Set problem:
Select lines where the word "structured" appears.

Supplied material:
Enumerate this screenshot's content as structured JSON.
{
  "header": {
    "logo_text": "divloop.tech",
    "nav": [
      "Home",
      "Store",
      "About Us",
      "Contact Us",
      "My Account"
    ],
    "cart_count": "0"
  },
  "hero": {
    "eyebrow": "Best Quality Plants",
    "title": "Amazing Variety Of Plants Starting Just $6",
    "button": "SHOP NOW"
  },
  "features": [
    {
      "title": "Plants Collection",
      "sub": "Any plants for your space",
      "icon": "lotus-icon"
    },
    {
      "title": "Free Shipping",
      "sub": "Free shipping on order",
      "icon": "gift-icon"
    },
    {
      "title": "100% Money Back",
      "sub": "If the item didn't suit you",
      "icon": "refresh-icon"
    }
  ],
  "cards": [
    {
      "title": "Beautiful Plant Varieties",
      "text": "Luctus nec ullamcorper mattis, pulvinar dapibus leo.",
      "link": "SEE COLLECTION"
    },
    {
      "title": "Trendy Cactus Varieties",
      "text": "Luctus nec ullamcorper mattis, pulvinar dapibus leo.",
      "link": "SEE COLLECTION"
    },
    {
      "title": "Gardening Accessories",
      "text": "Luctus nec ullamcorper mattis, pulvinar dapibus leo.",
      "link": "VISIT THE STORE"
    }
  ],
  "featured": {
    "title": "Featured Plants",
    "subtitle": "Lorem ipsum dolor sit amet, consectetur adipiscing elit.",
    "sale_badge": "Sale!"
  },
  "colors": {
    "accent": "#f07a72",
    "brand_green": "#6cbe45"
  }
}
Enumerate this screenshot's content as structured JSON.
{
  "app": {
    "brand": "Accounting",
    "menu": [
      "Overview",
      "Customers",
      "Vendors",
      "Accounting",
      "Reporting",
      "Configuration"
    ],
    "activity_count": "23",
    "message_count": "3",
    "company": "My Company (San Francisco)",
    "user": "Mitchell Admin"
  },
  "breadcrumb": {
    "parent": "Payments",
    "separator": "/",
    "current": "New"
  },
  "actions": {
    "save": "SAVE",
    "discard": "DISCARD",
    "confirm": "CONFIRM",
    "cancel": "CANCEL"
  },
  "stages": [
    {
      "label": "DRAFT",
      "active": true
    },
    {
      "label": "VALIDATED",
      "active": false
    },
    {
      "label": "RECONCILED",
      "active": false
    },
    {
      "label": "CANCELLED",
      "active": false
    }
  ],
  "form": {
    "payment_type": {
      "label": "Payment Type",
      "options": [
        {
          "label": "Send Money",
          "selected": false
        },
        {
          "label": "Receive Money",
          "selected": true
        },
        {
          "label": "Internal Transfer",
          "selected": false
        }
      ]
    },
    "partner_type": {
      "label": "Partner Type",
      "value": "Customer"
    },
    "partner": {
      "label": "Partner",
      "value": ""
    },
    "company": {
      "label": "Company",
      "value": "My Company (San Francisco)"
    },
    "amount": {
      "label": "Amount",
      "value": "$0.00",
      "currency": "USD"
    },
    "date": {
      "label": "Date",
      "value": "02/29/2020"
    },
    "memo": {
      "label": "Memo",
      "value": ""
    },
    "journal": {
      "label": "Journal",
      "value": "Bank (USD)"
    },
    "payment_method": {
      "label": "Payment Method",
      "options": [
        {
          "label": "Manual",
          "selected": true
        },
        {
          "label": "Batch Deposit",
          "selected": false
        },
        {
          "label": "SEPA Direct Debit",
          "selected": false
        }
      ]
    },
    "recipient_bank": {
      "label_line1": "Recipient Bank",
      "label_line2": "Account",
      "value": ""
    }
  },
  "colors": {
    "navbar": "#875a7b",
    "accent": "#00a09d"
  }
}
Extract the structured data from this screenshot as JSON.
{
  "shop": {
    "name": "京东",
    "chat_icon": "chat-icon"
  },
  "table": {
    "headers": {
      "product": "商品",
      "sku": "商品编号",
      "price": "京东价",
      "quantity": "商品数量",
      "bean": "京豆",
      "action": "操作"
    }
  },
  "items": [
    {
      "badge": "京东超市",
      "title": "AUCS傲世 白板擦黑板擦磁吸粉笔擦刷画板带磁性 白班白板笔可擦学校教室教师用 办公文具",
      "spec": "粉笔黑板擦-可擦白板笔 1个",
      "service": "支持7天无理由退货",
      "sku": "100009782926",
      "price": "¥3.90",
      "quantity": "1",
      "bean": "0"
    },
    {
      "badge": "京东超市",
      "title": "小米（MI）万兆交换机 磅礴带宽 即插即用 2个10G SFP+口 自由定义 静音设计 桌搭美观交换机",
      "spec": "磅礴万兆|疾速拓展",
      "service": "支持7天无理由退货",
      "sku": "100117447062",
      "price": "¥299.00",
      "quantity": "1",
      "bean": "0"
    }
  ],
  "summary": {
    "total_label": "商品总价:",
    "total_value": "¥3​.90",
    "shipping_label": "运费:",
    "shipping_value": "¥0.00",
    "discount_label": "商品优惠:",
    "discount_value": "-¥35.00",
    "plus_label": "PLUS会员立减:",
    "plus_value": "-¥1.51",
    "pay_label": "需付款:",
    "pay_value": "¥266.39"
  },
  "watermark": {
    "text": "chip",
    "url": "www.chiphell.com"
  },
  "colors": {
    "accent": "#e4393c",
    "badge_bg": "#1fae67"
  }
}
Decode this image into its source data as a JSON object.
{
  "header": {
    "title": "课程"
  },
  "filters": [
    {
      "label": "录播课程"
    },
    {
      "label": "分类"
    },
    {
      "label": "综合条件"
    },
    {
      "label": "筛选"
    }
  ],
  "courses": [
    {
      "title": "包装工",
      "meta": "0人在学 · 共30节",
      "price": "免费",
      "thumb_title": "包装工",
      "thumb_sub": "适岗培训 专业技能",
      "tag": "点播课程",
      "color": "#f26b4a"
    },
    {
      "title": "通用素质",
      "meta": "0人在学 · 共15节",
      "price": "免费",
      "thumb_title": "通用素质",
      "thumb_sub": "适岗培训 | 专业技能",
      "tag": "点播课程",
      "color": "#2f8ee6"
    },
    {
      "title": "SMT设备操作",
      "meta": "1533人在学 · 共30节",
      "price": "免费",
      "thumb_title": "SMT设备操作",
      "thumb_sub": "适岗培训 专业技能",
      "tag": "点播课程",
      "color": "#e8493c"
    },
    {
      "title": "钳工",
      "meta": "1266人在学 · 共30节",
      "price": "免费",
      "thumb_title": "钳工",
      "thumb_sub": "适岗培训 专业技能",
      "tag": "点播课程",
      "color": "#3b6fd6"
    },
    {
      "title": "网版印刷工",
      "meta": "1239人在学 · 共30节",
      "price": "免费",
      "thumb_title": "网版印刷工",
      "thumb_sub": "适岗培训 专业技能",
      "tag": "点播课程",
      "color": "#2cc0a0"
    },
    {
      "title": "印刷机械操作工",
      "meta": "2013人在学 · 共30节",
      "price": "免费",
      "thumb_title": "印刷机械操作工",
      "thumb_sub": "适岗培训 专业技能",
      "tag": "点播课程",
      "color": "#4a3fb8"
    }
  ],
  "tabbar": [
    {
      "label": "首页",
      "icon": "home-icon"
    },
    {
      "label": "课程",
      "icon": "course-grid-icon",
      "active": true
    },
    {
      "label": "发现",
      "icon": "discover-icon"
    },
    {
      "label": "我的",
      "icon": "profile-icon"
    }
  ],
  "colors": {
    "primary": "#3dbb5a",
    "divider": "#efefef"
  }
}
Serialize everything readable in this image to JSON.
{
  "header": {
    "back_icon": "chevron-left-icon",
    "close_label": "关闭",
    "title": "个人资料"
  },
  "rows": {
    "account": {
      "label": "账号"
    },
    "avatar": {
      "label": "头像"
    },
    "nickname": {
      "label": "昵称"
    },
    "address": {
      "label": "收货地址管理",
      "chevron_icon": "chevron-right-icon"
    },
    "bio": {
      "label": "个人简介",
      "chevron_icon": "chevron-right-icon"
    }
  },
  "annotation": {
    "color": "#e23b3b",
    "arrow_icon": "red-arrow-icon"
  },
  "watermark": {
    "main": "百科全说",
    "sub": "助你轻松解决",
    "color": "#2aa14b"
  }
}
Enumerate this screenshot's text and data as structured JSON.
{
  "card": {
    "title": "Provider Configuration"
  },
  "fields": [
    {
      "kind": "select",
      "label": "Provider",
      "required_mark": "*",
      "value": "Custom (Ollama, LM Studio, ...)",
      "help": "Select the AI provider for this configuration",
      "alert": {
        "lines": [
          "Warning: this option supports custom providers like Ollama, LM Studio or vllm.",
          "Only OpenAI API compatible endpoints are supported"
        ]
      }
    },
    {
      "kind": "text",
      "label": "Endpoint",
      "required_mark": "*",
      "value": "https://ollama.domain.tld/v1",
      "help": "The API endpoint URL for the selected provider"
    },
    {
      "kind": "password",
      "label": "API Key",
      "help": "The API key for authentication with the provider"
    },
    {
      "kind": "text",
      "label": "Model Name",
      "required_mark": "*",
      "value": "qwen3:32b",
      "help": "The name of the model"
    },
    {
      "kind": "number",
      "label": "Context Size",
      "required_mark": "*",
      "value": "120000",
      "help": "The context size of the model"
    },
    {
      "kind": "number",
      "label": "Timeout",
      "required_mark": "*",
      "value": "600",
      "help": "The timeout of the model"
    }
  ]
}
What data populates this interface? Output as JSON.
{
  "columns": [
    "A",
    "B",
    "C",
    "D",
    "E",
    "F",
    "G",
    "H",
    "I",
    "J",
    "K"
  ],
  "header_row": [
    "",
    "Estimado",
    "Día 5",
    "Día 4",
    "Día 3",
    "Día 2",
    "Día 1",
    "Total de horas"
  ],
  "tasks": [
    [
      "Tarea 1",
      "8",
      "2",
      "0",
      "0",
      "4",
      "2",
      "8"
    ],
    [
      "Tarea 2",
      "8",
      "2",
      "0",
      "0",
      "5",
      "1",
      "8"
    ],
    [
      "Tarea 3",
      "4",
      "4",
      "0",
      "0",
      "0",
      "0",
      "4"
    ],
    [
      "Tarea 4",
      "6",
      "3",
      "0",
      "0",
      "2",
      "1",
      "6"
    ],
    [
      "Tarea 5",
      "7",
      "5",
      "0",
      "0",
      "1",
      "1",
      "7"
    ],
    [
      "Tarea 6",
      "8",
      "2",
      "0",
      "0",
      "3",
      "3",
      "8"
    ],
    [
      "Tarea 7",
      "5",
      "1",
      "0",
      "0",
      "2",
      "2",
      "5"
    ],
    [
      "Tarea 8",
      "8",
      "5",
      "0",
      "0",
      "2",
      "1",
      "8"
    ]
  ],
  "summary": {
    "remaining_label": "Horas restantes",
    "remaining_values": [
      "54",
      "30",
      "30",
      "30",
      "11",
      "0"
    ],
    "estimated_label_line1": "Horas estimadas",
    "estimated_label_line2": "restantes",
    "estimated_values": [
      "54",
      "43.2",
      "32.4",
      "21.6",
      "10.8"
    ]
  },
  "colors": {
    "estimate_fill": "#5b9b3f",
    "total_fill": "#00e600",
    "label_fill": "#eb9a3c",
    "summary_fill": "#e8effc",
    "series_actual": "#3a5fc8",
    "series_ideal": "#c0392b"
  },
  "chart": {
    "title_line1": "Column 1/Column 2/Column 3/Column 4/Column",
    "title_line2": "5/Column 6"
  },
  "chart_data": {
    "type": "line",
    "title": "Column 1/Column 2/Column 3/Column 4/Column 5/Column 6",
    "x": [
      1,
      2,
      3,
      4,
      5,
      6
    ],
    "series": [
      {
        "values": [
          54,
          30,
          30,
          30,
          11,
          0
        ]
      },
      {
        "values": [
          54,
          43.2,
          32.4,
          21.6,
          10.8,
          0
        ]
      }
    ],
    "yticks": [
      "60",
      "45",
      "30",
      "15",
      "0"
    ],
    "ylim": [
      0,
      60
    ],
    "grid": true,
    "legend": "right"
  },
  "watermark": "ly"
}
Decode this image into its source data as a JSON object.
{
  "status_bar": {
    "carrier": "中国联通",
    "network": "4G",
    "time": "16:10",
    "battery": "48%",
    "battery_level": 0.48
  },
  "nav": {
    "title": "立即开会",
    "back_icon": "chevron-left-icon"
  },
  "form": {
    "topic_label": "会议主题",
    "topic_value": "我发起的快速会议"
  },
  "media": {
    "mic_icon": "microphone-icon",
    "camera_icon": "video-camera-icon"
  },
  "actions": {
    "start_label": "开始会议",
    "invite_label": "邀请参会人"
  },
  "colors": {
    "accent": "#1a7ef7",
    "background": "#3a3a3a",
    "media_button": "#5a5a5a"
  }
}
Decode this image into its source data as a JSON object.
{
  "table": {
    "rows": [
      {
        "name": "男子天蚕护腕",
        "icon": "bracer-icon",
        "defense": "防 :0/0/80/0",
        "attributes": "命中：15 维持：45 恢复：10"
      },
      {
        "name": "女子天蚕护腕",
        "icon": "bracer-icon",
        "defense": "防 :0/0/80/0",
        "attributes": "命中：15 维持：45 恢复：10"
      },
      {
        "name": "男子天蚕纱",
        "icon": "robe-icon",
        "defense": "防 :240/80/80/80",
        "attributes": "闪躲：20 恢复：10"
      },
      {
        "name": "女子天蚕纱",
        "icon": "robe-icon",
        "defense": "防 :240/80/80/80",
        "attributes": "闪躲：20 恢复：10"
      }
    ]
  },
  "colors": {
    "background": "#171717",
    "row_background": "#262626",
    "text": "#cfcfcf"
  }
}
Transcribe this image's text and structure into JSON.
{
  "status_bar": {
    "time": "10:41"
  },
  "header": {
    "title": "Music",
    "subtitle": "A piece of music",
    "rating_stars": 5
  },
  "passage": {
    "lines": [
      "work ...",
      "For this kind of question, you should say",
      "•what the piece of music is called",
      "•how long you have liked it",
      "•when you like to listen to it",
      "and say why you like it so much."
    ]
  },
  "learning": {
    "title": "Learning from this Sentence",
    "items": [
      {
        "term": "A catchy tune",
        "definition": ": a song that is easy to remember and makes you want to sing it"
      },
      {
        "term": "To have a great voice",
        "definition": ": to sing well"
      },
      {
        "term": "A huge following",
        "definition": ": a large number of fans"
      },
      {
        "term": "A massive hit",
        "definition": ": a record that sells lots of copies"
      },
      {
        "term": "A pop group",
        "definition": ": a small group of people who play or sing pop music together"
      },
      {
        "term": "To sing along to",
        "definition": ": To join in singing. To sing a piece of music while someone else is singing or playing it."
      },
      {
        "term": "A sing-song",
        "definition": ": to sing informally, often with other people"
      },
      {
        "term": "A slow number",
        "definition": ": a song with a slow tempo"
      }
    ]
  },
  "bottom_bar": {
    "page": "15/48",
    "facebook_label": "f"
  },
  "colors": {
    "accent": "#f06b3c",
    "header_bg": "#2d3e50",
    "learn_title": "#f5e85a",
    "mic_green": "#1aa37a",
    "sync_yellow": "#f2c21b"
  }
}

Correct answer:
Enumerate this screenshot's content as structured JSON.
Enumerate this screenshot's content as structured JSON.
Extract the structured data from this screenshot as JSON.
Enumerate this screenshot's text and data as structured JSON.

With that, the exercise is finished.